[START OF EXERCISE DATA]

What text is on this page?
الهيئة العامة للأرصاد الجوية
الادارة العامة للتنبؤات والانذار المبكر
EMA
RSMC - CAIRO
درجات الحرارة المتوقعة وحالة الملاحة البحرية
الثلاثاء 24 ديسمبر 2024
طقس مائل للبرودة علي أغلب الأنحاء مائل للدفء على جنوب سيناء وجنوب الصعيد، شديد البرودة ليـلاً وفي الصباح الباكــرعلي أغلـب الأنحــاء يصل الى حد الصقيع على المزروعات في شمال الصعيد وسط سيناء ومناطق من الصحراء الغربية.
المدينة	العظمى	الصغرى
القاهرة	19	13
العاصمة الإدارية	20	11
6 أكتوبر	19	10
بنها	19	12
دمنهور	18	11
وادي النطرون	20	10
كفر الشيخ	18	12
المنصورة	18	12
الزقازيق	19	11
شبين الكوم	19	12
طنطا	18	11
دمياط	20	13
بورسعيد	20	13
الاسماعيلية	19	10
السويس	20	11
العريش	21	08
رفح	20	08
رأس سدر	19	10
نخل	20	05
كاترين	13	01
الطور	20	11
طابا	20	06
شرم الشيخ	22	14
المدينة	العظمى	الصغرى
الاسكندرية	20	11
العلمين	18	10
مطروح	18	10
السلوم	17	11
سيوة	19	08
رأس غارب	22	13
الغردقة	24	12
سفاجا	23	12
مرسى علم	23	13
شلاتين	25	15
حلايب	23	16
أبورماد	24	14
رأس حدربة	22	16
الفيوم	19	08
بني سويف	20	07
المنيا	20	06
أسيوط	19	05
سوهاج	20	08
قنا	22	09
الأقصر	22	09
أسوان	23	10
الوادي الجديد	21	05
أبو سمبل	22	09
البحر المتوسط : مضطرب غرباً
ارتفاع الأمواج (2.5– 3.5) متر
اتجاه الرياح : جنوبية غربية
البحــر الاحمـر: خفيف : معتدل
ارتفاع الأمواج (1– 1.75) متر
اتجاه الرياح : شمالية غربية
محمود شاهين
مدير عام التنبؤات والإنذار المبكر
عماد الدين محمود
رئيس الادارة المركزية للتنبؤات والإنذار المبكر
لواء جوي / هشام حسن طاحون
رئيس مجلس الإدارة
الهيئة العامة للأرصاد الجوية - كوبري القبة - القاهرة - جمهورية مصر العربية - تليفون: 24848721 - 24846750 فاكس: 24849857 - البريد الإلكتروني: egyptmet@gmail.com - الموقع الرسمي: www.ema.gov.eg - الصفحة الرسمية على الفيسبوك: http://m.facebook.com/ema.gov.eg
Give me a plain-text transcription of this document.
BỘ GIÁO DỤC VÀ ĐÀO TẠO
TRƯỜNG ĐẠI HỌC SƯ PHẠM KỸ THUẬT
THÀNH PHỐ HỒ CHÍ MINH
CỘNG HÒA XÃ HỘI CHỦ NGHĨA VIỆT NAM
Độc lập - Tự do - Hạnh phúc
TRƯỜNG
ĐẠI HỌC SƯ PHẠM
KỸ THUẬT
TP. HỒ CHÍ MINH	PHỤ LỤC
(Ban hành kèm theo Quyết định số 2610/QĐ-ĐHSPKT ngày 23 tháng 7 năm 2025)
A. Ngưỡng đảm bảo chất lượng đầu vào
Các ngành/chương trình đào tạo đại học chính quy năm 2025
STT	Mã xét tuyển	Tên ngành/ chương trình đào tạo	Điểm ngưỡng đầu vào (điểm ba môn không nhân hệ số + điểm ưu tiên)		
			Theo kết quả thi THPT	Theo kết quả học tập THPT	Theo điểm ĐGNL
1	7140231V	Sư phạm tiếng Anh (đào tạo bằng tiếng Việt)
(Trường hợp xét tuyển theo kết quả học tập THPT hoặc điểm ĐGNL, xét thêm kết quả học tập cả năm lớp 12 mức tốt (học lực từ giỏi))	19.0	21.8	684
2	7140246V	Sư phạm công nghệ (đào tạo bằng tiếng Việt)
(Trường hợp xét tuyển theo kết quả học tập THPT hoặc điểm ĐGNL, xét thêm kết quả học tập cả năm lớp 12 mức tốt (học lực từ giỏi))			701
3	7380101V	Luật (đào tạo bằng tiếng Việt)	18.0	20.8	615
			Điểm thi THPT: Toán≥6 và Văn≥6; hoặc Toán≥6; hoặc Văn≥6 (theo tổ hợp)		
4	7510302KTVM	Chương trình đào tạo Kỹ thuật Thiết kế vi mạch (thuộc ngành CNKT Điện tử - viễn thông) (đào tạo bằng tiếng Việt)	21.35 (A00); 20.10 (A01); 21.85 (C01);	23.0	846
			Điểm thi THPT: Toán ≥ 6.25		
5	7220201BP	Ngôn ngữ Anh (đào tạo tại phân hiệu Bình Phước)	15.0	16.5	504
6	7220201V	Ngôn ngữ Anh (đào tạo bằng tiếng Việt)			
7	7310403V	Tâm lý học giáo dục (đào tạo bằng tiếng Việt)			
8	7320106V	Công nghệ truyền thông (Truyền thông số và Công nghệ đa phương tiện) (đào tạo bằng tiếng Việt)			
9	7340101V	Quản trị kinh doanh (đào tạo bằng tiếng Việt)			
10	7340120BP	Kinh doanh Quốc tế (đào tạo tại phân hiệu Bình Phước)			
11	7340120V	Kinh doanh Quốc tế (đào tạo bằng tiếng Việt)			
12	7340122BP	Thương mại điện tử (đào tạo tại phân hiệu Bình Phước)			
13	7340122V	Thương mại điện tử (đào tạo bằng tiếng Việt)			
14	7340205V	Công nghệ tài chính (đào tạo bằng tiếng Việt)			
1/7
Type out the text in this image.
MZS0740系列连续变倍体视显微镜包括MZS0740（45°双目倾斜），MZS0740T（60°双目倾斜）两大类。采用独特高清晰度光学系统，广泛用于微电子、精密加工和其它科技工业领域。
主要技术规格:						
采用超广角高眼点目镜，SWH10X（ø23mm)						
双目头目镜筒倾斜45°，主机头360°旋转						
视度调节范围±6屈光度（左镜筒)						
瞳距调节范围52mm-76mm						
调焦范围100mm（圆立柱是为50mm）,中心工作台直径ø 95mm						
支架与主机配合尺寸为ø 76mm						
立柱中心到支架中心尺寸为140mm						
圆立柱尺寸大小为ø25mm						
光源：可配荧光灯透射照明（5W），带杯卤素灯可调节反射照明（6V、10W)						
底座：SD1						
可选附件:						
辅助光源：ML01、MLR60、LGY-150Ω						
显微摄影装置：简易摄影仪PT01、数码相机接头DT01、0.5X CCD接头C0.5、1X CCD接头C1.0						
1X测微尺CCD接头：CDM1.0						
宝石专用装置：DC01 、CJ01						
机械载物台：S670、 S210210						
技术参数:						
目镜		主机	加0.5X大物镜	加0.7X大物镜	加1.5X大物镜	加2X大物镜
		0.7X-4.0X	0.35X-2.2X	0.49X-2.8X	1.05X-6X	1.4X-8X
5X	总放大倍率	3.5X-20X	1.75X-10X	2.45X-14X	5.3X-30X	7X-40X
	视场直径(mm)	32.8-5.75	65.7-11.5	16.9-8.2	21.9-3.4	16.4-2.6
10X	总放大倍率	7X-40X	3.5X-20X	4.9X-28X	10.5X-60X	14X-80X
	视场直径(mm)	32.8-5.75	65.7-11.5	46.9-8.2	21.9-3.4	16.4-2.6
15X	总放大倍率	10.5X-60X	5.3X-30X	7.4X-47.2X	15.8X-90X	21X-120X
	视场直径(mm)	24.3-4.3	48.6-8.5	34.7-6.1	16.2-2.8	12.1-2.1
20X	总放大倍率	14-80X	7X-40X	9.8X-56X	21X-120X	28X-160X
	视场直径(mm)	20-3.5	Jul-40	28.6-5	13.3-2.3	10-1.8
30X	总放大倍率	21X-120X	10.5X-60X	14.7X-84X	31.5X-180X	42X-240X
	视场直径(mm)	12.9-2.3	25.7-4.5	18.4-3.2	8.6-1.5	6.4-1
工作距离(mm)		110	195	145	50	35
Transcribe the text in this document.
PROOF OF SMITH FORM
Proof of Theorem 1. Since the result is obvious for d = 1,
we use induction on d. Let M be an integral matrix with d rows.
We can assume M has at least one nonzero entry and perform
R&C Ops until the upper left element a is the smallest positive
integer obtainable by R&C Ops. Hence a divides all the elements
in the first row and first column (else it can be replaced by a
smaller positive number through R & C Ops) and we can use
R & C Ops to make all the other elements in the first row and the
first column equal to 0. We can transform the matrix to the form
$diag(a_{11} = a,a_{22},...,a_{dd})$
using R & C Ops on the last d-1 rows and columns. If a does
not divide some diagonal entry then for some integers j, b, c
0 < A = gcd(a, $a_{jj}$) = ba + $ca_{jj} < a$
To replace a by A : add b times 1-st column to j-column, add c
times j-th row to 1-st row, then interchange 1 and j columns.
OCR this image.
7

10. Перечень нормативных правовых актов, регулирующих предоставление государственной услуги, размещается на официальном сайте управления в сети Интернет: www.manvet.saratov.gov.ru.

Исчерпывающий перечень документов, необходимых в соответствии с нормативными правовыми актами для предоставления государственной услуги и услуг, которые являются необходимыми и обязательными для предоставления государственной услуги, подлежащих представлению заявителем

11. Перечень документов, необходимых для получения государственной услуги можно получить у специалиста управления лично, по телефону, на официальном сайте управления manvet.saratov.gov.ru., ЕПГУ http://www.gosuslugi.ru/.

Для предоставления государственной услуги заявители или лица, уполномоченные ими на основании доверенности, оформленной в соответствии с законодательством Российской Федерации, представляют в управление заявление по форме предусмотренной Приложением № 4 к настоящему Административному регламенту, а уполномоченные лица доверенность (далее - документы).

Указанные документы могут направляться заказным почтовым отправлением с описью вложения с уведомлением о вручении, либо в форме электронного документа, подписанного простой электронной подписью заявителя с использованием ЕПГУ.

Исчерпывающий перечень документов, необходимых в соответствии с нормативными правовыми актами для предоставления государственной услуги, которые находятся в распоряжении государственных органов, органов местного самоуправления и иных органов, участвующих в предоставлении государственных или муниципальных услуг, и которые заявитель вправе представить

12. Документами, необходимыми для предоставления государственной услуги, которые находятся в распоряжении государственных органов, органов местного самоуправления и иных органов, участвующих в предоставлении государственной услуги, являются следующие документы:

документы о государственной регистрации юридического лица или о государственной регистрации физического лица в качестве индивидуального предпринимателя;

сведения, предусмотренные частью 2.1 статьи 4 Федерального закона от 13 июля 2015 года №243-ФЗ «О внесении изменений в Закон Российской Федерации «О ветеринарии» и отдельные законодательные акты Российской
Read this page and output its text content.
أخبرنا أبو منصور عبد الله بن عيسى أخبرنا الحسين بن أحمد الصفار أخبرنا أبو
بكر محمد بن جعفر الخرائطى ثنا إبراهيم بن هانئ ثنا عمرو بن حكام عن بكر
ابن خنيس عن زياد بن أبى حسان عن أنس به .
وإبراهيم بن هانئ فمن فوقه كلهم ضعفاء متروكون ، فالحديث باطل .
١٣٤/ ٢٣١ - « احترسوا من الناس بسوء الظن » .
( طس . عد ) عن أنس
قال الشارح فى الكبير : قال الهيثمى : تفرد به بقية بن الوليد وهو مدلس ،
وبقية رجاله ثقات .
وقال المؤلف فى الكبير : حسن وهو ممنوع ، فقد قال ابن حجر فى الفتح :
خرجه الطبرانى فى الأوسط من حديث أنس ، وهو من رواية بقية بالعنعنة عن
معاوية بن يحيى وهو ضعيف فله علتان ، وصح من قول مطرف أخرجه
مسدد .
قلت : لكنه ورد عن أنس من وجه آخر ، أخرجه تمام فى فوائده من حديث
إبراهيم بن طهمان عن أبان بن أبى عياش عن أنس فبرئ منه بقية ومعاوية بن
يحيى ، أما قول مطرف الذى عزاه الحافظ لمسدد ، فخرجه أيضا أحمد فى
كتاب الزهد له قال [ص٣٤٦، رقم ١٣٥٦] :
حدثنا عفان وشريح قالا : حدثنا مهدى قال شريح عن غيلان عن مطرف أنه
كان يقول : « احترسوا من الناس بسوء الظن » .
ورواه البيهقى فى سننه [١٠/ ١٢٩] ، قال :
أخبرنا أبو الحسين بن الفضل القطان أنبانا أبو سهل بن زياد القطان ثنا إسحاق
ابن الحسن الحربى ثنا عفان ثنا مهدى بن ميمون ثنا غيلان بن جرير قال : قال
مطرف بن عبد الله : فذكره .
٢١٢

[END OF EXERCISE DATA]

AIM OF THE TASK :: In the entries above, count each line with "elements"; reply with the total only.

RESPONSE BELOW :: 2